Begin

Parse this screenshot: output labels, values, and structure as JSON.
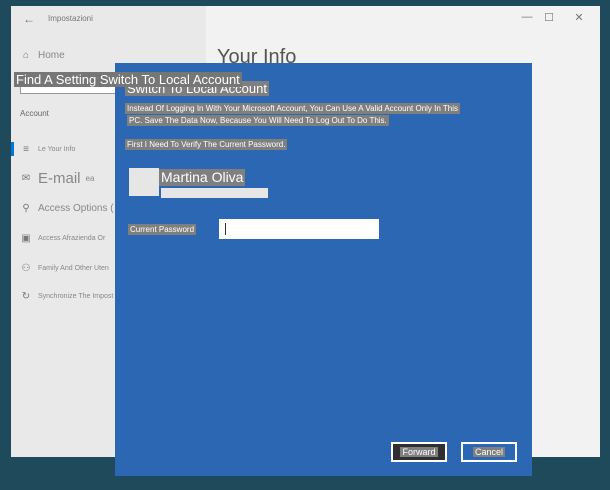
{
  "window": {
    "app_title": "Impostazioni",
    "back_icon": "back-arrow-icon",
    "controls": {
      "minimize": "—",
      "maximize": "☐",
      "close": "✕"
    }
  },
  "sidebar": {
    "home_icon": "home-icon",
    "home_label": "Home",
    "section_label": "Account",
    "items": [
      {
        "icon": "person-card-icon",
        "glyph": "≡",
        "label": "Le Your Info"
      },
      {
        "icon": "mail-icon",
        "glyph": "✉",
        "label": "E-mail",
        "suffix": "ea"
      },
      {
        "icon": "key-icon",
        "glyph": "⚲",
        "label": "Access Options ("
      },
      {
        "icon": "briefcase-icon",
        "glyph": "▣",
        "label": "Access Afrazienda Or"
      },
      {
        "icon": "people-icon",
        "glyph": "⚇",
        "label": "Family And Other Uten"
      },
      {
        "icon": "sync-icon",
        "glyph": "↻",
        "label": "Synchronize The Impost"
      }
    ]
  },
  "search": {
    "text": "Find A Setting Switch To Local Account"
  },
  "main": {
    "title": "Your Info"
  },
  "dialog": {
    "title": "Switch To Local Account",
    "paragraph1_line1": "Instead Of Logging In With Your Microsoft Account, You Can Use A Valid Account Only In This",
    "paragraph1_line2": "PC. Save The Data Now, Because You Will Need To Log Out To Do This.",
    "paragraph2": "First I Need To Verify The Current Password.",
    "user_name": "Martina Oliva",
    "password_label": "Current Password",
    "password_value": "",
    "forward_label": "Forward",
    "cancel_label": "Cancel"
  },
  "colors": {
    "dialog_bg": "#2b67b3",
    "highlight": "#7f7f7f",
    "desktop_bg": "#1f4a5c"
  }
}
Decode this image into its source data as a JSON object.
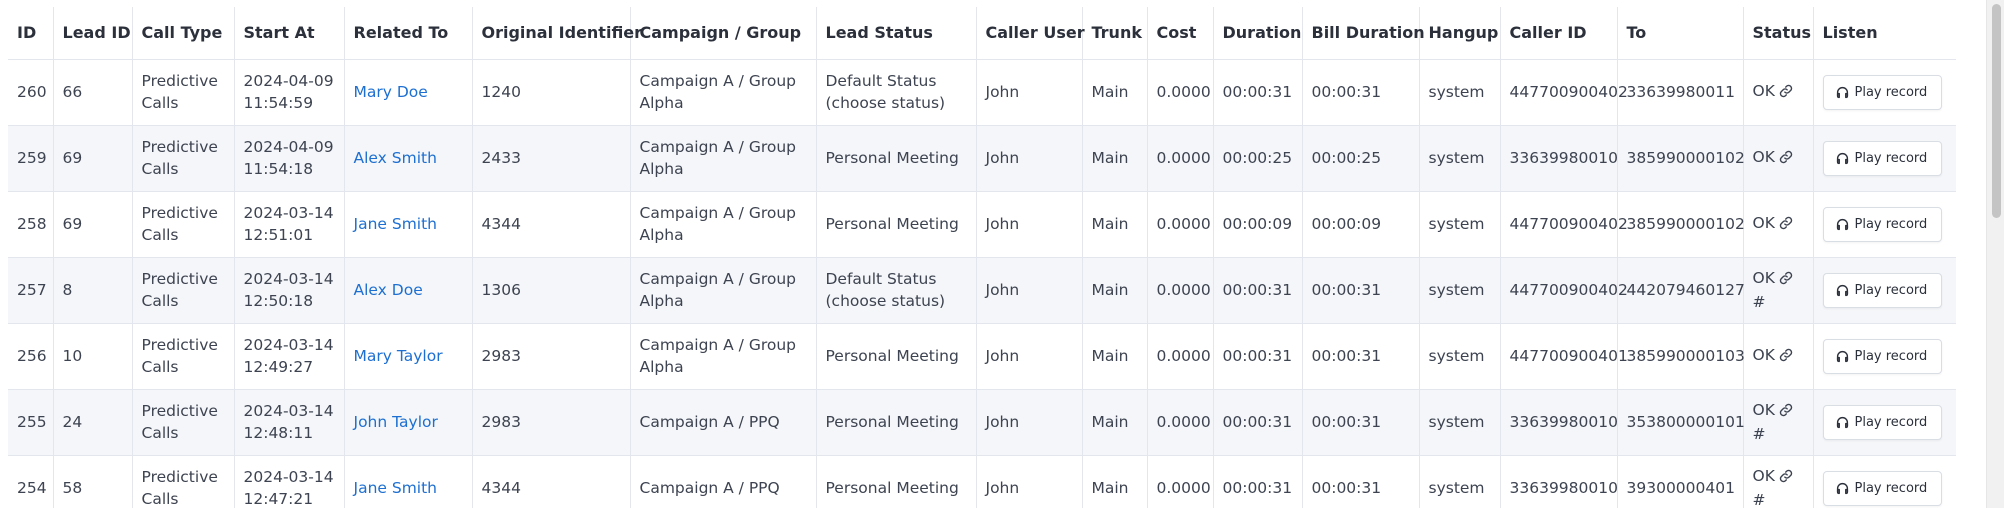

End

__What needs to be done__:
Omit the pictures. Transcribe every record exactly.

__Reply__:
Parse this screenshot: output labels, values, and structure as JSON.
{
  "window": {
    "app_title": "Impostazioni",
    "back_icon": "back-arrow-icon",
    "controls": {
      "minimize": "—",
      "maximize": "☐",
      "close": "✕"
    }
  },
  "sidebar": {
    "home_icon": "home-icon",
    "home_label": "Home",
    "section_label": "Account",
    "items": [
      {
        "icon": "person-card-icon",
        "glyph": "≡",
        "label": "Le Your Info"
      },
      {
        "icon": "mail-icon",
        "glyph": "✉",
        "label": "E-mail",
        "suffix": "ea"
      },
      {
        "icon": "key-icon",
        "glyph": "⚲",
        "label": "Access Options ("
      },
      {
        "icon": "briefcase-icon",
        "glyph": "▣",
        "label": "Access Afrazienda Or"
      },
      {
        "icon": "people-icon",
        "glyph": "⚇",
        "label": "Family And Other Uten"
      },
      {
        "icon": "sync-icon",
        "glyph": "↻",
        "label": "Synchronize The Impost"
      }
    ]
  },
  "search": {
    "text": "Find A Setting Switch To Local Account"
  },
  "main": {
    "title": "Your Info"
  },
  "dialog": {
    "title": "Switch To Local Account",
    "paragraph1_line1": "Instead Of Logging In With Your Microsoft Account, You Can Use A Valid Account Only In This",
    "paragraph1_line2": "PC. Save The Data Now, Because You Will Need To Log Out To Do This.",
    "paragraph2": "First I Need To Verify The Current Password.",
    "user_name": "Martina Oliva",
    "password_label": "Current Password",
    "password_value": "",
    "forward_label": "Forward",
    "cancel_label": "Cancel"
  },
  "colors": {
    "dialog_bg": "#2b67b3",
    "highlight": "#7f7f7f",
    "desktop_bg": "#1f4a5c"
  }
}
Decode this image into its source data as a JSON object.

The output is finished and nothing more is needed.